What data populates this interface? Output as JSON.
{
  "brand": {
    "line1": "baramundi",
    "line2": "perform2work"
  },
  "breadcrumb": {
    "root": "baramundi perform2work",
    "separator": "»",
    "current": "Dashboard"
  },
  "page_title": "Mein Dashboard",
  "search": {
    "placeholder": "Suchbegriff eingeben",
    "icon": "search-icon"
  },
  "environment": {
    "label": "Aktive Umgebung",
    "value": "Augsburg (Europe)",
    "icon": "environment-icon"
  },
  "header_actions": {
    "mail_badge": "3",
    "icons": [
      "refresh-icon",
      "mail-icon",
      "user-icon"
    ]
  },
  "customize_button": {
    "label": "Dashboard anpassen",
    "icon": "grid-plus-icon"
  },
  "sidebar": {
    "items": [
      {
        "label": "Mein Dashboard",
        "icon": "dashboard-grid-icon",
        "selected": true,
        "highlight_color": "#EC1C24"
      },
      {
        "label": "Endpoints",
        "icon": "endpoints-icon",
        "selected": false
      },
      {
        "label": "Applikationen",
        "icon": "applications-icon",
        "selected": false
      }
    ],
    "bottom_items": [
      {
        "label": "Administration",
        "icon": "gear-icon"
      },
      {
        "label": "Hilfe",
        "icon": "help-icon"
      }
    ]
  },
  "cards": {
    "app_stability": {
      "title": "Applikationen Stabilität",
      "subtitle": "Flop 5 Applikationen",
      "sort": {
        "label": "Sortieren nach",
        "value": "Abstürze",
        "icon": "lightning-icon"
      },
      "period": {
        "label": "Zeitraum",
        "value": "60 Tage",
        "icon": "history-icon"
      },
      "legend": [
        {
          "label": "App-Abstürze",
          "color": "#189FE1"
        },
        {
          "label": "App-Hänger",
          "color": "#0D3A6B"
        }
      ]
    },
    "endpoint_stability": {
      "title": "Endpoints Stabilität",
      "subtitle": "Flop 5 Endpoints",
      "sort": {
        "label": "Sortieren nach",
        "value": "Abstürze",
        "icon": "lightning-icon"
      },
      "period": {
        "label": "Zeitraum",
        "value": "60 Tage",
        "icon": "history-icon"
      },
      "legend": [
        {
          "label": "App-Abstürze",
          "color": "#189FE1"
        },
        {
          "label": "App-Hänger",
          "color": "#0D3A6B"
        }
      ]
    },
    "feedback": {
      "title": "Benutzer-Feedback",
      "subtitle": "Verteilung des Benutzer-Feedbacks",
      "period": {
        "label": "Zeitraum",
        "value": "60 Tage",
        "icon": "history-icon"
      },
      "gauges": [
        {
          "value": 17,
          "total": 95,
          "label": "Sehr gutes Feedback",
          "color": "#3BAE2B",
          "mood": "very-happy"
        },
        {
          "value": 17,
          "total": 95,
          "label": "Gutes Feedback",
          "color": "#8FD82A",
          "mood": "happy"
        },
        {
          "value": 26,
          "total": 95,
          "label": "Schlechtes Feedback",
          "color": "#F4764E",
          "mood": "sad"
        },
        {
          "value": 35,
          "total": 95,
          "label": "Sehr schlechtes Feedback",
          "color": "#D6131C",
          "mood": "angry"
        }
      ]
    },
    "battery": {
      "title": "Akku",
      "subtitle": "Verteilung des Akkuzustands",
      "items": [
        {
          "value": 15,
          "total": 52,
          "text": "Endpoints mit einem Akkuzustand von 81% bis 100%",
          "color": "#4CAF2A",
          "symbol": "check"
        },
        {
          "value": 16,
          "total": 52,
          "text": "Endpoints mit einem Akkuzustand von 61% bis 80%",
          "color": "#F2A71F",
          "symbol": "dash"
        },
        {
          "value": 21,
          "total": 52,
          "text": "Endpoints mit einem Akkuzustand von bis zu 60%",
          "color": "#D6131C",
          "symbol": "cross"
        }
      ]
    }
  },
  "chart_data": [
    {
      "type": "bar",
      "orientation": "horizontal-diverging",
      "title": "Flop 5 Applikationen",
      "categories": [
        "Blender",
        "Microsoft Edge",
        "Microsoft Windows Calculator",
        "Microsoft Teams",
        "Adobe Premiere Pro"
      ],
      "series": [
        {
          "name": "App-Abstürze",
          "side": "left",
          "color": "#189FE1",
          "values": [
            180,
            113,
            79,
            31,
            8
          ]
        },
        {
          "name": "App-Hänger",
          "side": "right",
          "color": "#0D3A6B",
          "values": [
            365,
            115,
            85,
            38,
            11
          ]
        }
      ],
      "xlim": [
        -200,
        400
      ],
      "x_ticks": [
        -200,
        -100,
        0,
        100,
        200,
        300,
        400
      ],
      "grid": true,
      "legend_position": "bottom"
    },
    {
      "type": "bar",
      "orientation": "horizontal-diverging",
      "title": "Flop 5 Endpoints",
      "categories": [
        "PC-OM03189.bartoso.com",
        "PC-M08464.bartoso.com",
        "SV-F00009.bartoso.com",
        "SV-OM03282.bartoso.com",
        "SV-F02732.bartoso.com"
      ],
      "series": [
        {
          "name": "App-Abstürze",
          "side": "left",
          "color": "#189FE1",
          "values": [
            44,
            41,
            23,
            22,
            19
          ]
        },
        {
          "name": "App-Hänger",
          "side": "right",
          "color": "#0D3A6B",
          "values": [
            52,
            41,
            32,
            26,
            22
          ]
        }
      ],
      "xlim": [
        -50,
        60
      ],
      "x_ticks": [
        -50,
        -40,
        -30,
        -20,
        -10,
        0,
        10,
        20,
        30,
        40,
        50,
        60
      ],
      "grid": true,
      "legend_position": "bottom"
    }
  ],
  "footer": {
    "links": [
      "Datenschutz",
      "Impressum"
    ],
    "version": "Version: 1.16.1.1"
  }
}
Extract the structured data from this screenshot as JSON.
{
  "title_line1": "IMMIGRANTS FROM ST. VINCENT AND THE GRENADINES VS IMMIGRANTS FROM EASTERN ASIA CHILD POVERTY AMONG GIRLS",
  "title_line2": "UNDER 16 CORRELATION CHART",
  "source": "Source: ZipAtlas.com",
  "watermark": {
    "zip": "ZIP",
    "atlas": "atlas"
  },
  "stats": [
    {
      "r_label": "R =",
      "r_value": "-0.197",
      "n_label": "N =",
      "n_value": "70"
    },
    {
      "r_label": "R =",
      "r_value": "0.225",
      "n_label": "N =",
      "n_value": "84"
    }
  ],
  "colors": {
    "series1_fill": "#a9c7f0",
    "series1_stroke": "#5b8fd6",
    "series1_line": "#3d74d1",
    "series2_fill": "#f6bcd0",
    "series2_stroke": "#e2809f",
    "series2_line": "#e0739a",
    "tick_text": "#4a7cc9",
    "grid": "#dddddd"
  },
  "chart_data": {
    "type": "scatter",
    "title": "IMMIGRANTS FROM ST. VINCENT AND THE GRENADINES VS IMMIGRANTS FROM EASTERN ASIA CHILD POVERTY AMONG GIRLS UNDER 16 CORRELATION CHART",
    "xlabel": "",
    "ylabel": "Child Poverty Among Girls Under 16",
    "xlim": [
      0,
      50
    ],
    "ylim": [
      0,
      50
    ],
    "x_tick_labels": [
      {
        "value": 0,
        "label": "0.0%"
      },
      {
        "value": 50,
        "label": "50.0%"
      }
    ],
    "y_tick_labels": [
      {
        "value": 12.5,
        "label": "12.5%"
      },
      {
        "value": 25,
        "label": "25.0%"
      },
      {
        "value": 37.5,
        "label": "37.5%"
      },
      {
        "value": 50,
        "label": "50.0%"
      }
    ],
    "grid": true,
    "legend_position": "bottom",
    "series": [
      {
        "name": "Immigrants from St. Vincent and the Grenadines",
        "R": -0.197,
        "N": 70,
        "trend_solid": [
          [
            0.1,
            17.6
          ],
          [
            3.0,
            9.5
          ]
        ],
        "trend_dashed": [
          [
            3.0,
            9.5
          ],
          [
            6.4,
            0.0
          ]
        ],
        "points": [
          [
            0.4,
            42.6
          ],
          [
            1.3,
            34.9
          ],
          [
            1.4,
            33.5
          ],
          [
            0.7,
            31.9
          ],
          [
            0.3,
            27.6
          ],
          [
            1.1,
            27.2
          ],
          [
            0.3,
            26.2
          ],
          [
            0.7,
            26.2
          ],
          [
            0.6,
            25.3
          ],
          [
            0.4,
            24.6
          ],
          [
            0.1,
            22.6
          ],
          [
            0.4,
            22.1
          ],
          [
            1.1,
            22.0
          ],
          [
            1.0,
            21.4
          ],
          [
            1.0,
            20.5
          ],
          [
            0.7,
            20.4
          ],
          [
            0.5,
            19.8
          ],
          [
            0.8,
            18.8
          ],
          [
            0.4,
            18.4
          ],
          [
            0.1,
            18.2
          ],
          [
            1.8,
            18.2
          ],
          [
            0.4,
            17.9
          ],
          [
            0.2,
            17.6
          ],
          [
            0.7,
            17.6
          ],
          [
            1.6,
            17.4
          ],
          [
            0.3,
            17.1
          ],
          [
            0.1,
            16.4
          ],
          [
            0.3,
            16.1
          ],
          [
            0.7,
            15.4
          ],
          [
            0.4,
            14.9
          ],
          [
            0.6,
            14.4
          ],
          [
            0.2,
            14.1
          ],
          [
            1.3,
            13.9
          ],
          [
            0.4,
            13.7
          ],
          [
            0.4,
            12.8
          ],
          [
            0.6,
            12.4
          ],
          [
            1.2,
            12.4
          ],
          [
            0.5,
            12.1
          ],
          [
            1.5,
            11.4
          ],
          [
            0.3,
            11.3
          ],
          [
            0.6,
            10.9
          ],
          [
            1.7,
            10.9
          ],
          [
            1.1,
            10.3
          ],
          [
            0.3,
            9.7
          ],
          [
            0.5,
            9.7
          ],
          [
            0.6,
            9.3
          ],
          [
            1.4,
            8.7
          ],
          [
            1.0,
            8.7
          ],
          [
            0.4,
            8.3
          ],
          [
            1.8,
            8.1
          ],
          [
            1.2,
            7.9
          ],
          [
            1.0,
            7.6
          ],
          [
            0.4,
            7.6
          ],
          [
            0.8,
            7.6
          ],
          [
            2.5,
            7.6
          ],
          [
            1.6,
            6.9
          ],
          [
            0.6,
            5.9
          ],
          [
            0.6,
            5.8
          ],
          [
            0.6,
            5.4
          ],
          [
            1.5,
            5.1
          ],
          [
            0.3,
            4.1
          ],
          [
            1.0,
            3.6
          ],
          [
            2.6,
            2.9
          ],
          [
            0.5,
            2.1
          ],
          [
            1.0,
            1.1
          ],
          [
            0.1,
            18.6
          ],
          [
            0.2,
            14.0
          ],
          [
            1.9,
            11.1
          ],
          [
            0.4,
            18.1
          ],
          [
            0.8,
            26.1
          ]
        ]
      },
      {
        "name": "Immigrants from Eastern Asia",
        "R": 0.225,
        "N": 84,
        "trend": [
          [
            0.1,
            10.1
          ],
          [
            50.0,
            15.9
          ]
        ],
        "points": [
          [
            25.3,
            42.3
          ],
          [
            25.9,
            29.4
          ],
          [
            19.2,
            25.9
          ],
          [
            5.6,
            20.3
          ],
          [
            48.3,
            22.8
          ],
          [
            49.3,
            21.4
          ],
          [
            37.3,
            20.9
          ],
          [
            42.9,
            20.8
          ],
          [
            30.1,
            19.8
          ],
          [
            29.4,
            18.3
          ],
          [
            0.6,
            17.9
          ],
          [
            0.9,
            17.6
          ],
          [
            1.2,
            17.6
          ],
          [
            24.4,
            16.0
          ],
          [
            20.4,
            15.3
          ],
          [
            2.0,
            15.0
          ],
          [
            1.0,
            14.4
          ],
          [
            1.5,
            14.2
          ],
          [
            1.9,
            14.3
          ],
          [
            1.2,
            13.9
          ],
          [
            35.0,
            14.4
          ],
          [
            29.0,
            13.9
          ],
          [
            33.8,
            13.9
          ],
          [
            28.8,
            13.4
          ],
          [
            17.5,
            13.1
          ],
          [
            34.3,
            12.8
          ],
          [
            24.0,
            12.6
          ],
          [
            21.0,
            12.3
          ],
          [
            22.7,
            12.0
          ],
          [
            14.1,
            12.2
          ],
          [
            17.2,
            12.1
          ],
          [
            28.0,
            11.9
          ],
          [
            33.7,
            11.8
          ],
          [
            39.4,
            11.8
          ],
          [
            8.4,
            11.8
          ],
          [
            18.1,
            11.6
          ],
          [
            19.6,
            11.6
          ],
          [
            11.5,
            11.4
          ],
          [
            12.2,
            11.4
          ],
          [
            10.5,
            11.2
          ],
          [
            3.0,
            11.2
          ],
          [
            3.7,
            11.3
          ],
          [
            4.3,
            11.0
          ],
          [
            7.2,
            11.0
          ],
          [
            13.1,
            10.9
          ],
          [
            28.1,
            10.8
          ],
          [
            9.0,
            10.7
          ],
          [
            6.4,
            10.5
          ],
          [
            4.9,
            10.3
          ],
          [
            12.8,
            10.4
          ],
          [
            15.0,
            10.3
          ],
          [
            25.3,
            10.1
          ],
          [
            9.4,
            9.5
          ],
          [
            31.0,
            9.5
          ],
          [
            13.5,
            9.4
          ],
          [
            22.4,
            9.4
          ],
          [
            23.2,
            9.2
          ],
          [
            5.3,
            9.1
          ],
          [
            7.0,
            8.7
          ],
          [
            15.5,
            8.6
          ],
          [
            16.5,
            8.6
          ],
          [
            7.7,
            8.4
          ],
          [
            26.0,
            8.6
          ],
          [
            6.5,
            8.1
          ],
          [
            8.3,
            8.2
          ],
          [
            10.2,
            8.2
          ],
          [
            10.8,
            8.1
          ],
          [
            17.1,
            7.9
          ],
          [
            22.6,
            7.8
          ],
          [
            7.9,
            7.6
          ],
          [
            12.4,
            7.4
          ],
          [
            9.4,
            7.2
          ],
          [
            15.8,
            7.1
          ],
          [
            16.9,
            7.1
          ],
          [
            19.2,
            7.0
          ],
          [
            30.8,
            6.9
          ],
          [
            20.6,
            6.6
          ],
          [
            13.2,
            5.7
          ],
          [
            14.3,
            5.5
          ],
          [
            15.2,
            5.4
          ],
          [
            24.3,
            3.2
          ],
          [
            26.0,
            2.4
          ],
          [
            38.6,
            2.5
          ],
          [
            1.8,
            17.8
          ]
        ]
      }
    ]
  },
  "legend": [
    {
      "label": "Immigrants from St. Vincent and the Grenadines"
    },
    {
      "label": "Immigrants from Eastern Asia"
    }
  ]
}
- - - -
Locate the lines above that contain "Flop" and copy them.

=== EXERCISE OUTPUT ===
      "subtitle": "Flop 5 Applikationen",
      "subtitle": "Flop 5 Endpoints",
      "title": "Flop 5 Applikationen",
      "title": "Flop 5 Endpoints",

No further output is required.